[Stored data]
⁂

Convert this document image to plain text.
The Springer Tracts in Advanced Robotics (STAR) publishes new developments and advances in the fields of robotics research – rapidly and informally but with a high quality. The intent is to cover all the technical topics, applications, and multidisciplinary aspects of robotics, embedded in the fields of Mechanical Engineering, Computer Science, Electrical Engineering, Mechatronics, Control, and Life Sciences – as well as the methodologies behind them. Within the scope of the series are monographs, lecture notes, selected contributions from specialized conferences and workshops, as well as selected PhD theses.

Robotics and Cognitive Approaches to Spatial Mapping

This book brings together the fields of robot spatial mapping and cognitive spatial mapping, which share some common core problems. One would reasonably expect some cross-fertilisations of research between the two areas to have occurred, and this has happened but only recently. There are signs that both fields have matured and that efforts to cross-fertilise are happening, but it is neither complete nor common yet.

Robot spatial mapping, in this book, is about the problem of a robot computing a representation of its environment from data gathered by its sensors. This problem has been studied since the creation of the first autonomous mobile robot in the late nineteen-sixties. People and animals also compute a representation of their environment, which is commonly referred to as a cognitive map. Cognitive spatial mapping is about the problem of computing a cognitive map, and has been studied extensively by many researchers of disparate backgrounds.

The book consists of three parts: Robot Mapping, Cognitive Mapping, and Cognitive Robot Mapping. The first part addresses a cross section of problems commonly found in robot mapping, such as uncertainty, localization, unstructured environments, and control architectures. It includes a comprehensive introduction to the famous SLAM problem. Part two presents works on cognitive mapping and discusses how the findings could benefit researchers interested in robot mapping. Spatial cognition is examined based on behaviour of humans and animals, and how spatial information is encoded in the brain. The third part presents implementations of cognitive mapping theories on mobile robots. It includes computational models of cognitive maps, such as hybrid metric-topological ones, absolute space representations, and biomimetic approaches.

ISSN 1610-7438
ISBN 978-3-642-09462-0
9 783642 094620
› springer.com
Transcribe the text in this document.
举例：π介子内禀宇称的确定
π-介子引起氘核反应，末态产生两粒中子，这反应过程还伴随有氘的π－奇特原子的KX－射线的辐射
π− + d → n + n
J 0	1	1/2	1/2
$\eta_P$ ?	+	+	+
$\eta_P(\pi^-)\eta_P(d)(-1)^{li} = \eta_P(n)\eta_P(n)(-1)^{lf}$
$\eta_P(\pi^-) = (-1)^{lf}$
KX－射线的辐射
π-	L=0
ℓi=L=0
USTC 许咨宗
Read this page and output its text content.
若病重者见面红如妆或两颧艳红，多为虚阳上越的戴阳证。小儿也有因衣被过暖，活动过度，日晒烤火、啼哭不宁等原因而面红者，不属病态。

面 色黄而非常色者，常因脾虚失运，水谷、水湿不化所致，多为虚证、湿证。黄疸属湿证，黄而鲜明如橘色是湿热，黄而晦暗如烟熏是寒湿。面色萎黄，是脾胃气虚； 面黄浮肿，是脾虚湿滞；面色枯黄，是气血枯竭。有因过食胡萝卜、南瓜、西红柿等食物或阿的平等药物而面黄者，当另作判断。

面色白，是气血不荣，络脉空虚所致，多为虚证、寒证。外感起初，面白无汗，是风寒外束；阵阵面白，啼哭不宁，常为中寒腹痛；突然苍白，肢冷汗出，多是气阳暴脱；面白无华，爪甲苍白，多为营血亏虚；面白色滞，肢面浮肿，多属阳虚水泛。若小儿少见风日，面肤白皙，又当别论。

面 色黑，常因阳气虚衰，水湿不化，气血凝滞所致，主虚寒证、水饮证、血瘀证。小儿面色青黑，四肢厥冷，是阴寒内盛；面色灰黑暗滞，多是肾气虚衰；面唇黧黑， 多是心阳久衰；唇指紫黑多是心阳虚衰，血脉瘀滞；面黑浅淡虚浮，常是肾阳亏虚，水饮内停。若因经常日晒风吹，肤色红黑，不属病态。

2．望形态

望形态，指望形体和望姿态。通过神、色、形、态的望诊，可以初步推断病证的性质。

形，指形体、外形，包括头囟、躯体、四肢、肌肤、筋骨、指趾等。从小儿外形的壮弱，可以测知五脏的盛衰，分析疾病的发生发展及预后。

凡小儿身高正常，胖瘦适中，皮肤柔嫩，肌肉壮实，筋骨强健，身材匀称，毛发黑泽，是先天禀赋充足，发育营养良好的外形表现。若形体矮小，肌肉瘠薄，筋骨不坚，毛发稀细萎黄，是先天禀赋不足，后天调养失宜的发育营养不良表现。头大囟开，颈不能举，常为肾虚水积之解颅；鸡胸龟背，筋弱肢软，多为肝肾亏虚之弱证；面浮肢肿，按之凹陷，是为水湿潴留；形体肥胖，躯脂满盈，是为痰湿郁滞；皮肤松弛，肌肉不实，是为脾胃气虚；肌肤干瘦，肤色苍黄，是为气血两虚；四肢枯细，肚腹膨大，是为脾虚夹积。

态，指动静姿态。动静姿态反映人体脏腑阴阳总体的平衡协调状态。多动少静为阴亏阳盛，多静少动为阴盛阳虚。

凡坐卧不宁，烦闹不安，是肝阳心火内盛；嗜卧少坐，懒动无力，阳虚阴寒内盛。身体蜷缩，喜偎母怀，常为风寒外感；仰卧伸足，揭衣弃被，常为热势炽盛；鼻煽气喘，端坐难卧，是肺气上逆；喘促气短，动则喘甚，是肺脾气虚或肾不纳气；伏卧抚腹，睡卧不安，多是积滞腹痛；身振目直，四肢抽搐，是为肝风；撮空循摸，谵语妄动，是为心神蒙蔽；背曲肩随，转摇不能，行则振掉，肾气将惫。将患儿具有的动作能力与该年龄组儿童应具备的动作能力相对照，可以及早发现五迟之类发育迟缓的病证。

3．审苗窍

⁂

_SET PROBLEM_: List the lines of the material in which the word "不属病态" occurs.

_COMPLETE RESPONSE_:
若病重者见面红如妆或两颧艳红，多为虚阳上越的戴阳证。小儿也有因衣被过暖，活动过度，日晒烤火、啼哭不宁等原因而面红者，不属病态。
面 色黑，常因阳气虚衰，水湿不化，气血凝滞所致，主虚寒证、水饮证、血瘀证。小儿面色青黑，四肢厥冷，是阴寒内盛；面色灰黑暗滞，多是肾气虚衰；面唇黧黑， 多是心阳久衰；唇指紫黑多是心阳虚衰，血脉瘀滞；面黑浅淡虚浮，常是肾阳亏虚，水饮内停。若因经常日晒风吹，肤色红黑，不属病态。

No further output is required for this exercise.